• Provided text:
## START

Yewno does the same thing in other contexts:

an inference and discovery engine that has applications in a variety of fields such as financial, economics, biotech, legal, education and general knowledge search. Yewno offers an analytics capability that delivers better information and faster by ingesting a broad set of public and private data sources and, using its unique framework, finds inferences and connections. Yewno leverages on leading edge computational semantics, graph theoretical models as well as quantitative analytics to hunt for emerging signals across domains of unstructured data sources. (source: Ruggero Gramatica's LinkedIn profile)

This leads to several versions of Yewno: Yewno Discover, Yewno Finance, Yewno Life Sciences, and Yewno Unearth.  Ruth Pickering, the companies co-founder and CEO of Business Development & Strategy Officer, comments, "each vertical uses a specific set of ad-hoc machine learning based algorithms and content. The Yewno Unearth product sits across all verticals and can be applied to any content set in any domain of information."  Don't bother calling the NSA --they already know all about it (and probably use it, as well).

## END

• Data listing:
## START

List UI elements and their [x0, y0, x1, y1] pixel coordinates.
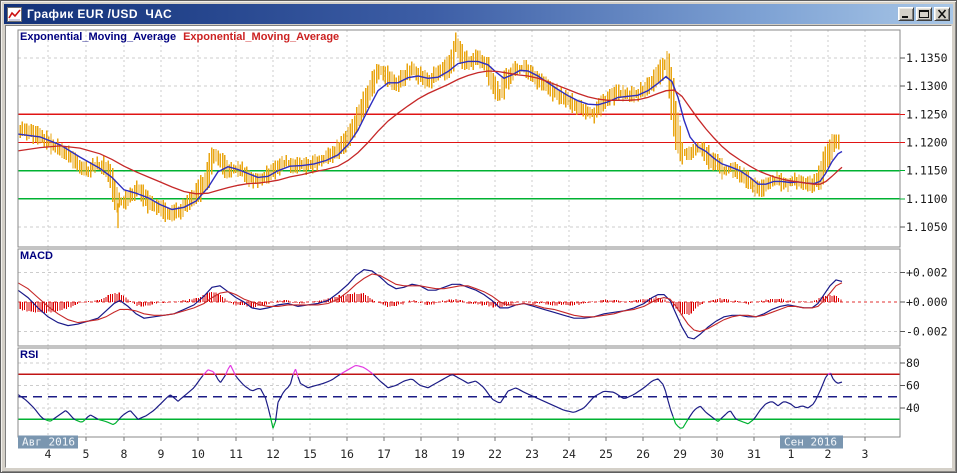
panel-grid-2	[18, 348, 900, 437]
date-label: 31	[747, 447, 761, 461]
close-button[interactable]	[934, 7, 950, 21]
date-label: 18	[414, 447, 428, 461]
series-line	[17, 273, 843, 333]
series-line	[17, 70, 843, 195]
y-axis-label: 60	[906, 379, 920, 393]
date-label: 30	[710, 447, 724, 461]
date-label: 15	[303, 447, 317, 461]
panel-frame-2: 80 60 40	[17, 347, 920, 438]
ema-fast-label: Exponential_Moving_Average	[20, 31, 177, 43]
y-axis-label: 40	[906, 401, 920, 415]
rsi-panel-label: RSI	[20, 349, 39, 361]
date-axis: 4 5 8 9 10 11 12 15 16 17 18 19 22 23 24 25 26 29 30 31 1 2 3А…	[18, 435, 869, 461]
date-label: 8	[121, 447, 128, 461]
ema-slow-label: Exponential_Moving_Average	[183, 31, 340, 43]
month-badge-label: Сен 2016	[784, 436, 837, 449]
window-controls	[898, 7, 950, 21]
price-bars	[17, 32, 840, 222]
date-label: 17	[377, 447, 391, 461]
panel-grid-1	[18, 249, 900, 346]
month-badge	[780, 435, 843, 449]
date-label: 4	[45, 447, 52, 461]
y-axis-label: 1.1300	[906, 79, 948, 93]
minimize-button[interactable]	[898, 7, 914, 21]
date-label: 26	[636, 447, 650, 461]
series-line	[17, 60, 843, 211]
y-axis-label: 1.1250	[906, 107, 948, 121]
rsi-line-mid	[17, 372, 843, 422]
date-label: 10	[191, 447, 205, 461]
date-label: 12	[266, 447, 280, 461]
month-badge-label: Авг 2016	[22, 436, 75, 449]
window-title: График EUR /USD ЧАС	[27, 7, 173, 21]
panel-frame-0: 1.1350 1.1300 1.1250 1.1200 1.1150 1.1100 1.10…	[17, 29, 948, 248]
y-axis-label: 80	[906, 356, 920, 370]
indicator-legend: Exponential_Moving_Average Exponential_M…	[20, 31, 339, 43]
chart-icon	[7, 6, 22, 22]
date-label: 16	[340, 447, 354, 461]
date-label: 2	[825, 447, 832, 461]
y-axis-label: 1.1350	[906, 51, 948, 65]
date-label: 23	[525, 447, 539, 461]
date-label: 1	[788, 447, 795, 461]
y-axis-label: +0.002	[906, 266, 948, 280]
date-label: 22	[488, 447, 502, 461]
y-axis-label: -0.002	[906, 325, 948, 339]
date-label: 29	[673, 447, 687, 461]
date-label: 24	[562, 447, 576, 461]
date-label: 9	[158, 447, 165, 461]
panel-grid-0	[18, 30, 900, 247]
date-label: 5	[83, 447, 90, 461]
panel-series-1	[17, 268, 843, 340]
panel-series-0	[17, 32, 843, 229]
close-icon	[937, 9, 947, 19]
panel-frame-1: +0.002 +0.000 -0.002	[17, 248, 948, 347]
title-bar[interactable]: График EUR /USD ЧАС	[4, 4, 953, 24]
maximize-icon	[919, 10, 929, 18]
minimize-icon	[902, 16, 908, 18]
date-label: 3	[862, 447, 869, 461]
month-badge	[18, 435, 78, 449]
y-axis-label: 1.1050	[906, 220, 948, 234]
y-axis-label: +0.000	[906, 295, 948, 309]
date-label: 19	[451, 447, 465, 461]
macd-panel-label: MACD	[20, 250, 53, 262]
y-axis-label: 1.1150	[906, 164, 948, 178]
rsi-line-over	[202, 364, 831, 378]
panel-series-2	[17, 364, 843, 429]
date-label: 25	[599, 447, 613, 461]
y-axis-label: 1.1100	[906, 192, 948, 206]
date-label: 11	[229, 447, 243, 461]
y-axis-label: 1.1200	[906, 136, 948, 150]
rsi-line-under	[45, 416, 754, 429]
maximize-button[interactable]	[916, 7, 932, 21]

## END

• Exercise: Copy the Yewno passage word for word, from "Yewno does the" to "Gramatica's LinkedIn profile)".

• The result:
Yewno does the same thing in other contexts:

an inference and discovery engine that has applications in a variety of fields such as financial, economics, biotech, legal, education and general knowledge search. Yewno offers an analytics capability that delivers better information and faster by ingesting a broad set of public and private data sources and, using its unique framework, finds inferences and connections. Yewno leverages on leading edge computational semantics, graph theoretical models as well as quantitative analytics to hunt for emerging signals across domains of unstructured data sources. (source: Ruggero Gramatica's LinkedIn profile)